**Trecho fornecido**
+++++

Por que isso acontece? Um pouco de reflexão,
desde que pautada na visão espírita mais dilatada
da razão e da existência dos seres, nos mostra facilmente
o motivo.
Em primeiro lugar, é importante enunciar
verdades à guiza de princípios: nossa sociedade vive
fase de pesadas angústias sociais, fruto do desabamento de
suas estruturas éticas e morais. Isso acontece porque, em
uma sociedade onde não existe esperança no porvir,
na vida futura, não poderá haver nenhuma tipo esperança.
De uma lado temos a Religião estabelecida que se tornou motivo
de riso e deboche, uma vez que as práticas não correspondem
aos princípios pregados. De outro, a intelectualidade que
se incumbe hoje de decisões dos Governos e organizações
civis, perdida em interpretações apressadas da Ciência,
se satisfaz com crenças céticas e pessimistas diante
das quais a ética torna-se apenas uma questão de opinião
pessoal.
Diante desse quadro, para determinadas mentes enfermiças
que, ao nascerem, se reconhecem diante de um mundo cuja razão
é desconhecida, o convívio harmonioso se torna uma
necessidade. Se o mundo não tem sentido, então ao
menos viveremos com algum sentido sendo aceitos e compreendidos
por nossos semelhantes.
Mas o que fazem nossos semelhantes? Vivem conforme a imensa maioria,
perdidos nesta mesma sociedade cujas crenças exclusivistas
determinam gozar ao máximo a existência presente que,
afinal, tem como fim último o vazio eterno.
Nada nos espanta ver então o surgimento de grupos que sistematicamente
desprezam, caluniam e atacam outros considerados diferentes ou inferiores.

+++++

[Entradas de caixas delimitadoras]
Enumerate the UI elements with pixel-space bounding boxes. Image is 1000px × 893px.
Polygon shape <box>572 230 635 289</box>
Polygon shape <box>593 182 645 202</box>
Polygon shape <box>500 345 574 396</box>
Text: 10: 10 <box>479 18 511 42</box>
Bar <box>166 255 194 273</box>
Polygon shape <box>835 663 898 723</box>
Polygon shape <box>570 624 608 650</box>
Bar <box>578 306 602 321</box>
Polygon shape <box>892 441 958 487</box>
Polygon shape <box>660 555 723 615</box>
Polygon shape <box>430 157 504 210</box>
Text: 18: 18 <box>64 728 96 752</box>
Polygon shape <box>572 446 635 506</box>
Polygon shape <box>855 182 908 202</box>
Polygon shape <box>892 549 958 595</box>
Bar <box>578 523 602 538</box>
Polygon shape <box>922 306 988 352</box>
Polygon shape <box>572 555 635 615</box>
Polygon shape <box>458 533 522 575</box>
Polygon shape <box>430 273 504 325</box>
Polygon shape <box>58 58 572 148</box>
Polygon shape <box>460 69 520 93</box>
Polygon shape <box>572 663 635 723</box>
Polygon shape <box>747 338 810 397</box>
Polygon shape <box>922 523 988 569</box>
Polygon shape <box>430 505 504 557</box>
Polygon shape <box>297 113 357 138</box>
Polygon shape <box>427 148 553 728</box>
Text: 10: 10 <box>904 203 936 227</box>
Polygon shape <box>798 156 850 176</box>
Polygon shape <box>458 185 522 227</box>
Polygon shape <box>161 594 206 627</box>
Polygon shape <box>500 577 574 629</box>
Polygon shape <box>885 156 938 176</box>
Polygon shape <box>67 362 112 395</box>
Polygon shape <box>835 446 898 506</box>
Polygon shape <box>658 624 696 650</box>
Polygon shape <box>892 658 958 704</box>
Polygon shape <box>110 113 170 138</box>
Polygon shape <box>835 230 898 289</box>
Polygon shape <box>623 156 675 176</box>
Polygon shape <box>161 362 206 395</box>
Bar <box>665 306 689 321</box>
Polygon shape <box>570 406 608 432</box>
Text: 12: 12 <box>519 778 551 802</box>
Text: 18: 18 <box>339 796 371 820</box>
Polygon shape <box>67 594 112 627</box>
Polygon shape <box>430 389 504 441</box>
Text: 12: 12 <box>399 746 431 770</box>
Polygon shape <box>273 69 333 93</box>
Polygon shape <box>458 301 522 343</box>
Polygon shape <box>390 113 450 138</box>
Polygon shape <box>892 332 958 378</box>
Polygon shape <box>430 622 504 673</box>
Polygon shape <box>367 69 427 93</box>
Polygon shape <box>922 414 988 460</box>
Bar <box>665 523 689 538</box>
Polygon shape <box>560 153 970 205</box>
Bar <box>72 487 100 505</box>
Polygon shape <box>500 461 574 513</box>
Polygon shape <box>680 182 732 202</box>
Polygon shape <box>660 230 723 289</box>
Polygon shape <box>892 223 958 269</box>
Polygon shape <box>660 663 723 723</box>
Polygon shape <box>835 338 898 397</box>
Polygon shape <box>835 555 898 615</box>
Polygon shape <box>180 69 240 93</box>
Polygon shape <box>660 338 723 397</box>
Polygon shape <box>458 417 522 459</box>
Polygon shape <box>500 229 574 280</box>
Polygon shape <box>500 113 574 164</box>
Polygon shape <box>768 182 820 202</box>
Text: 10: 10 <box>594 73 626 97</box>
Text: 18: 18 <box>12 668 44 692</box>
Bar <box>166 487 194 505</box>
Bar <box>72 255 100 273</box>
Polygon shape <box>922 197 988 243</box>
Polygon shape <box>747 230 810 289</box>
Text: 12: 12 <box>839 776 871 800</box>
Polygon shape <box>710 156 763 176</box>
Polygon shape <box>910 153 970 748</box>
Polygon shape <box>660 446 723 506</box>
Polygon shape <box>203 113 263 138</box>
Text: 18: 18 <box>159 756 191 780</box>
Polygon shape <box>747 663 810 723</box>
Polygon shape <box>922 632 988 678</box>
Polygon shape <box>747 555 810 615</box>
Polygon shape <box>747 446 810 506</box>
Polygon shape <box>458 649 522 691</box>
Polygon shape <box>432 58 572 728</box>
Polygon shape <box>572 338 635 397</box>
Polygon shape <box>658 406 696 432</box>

+++++

**Instruções**
1/ Liste todas as ações que, segundo a última frase do trecho sobre a visão espírita da sociedade, certos grupos praticam sistematicamente contra outros considerados diferentes ou inferiores.
2/ Imprima o trecho sobre a visão espírita da sociedade entre "Diante desse quadro, para" e "por nossos semelhantes.", incluindo ambos os extremos.
3/ Responda, com base no trecho sobre a visão espírita da sociedade:
(a) De que são fruto as pesadas angústias sociais que a sociedade vive?
(b) Por que a Religião estabelecida se tornou motivo de riso e deboche?
(c) Qual é o fim último da existência presente, segundo as crenças exclusivistas mencionadas?

**Respostas das tarefas**
1/
desprezam
caluniam
atacam

2/
Diante desse quadro, para determinadas mentes enfermiças
que, ao nascerem, se reconhecem diante de um mundo cuja razão
é desconhecida, o convívio harmonioso se torna uma
necessidade. Se o mundo não tem sentido, então ao
menos viveremos com algum sentido sendo aceitos e compreendidos
por nossos semelhantes.

3/
(a) Do desabamento de suas estruturas éticas e morais.
(b) Porque as práticas não correspondem aos princípios pregados.
(c) O vazio eterno.